[Brief] Retype each entry below, keeping every character the same.

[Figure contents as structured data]
>>>>>
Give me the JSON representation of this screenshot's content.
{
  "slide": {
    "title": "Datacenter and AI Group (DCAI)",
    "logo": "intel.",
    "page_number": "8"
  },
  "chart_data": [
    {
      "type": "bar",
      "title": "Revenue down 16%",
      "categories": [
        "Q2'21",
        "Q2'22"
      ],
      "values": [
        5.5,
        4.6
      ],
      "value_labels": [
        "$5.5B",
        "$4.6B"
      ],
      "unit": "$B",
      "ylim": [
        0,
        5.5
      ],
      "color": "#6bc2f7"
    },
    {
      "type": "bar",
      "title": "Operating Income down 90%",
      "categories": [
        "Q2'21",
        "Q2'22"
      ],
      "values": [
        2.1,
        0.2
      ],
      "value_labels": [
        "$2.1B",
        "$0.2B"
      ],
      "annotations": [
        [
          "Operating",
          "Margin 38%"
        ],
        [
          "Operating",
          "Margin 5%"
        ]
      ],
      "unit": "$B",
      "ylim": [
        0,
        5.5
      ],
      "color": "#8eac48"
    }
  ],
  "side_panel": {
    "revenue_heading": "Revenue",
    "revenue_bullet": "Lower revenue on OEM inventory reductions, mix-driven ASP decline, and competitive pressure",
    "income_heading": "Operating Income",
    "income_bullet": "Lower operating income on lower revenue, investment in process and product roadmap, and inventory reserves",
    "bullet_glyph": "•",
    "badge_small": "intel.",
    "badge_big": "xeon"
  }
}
<<<<<
[Task result]
Give me the JSON representation of this screenshot's content.
{
  "slide": {
    "title": "Datacenter and AI Group (DCAI)",
    "logo": "intel.",
    "page_number": "8"
  },
  "chart_data": [
    {
      "type": "bar",
      "title": "Revenue down 16%",
      "categories": [
        "Q2'21",
        "Q2'22"
      ],
      "values": [
        5.5,
        4.6
      ],
      "value_labels": [
        "$5.5B",
        "$4.6B"
      ],
      "unit": "$B",
      "ylim": [
        0,
        5.5
      ],
      "color": "#6bc2f7"
    },
    {
      "type": "bar",
      "title": "Operating Income down 90%",
      "categories": [
        "Q2'21",
        "Q2'22"
      ],
      "values": [
        2.1,
        0.2
      ],
      "value_labels": [
        "$2.1B",
        "$0.2B"
      ],
      "annotations": [
        [
          "Operating",
          "Margin 38%"
        ],
        [
          "Operating",
          "Margin 5%"
        ]
      ],
      "unit": "$B",
      "ylim": [
        0,
        5.5
      ],
      "color": "#8eac48"
    }
  ],
  "side_panel": {
    "revenue_heading": "Revenue",
    "revenue_bullet": "Lower revenue on OEM inventory reductions, mix-driven ASP decline, and competitive pressure",
    "income_heading": "Operating Income",
    "income_bullet": "Lower operating income on lower revenue, investment in process and product roadmap, and inventory reserves",
    "bullet_glyph": "•",
    "badge_small": "intel.",
    "badge_big": "xeon"
  }
}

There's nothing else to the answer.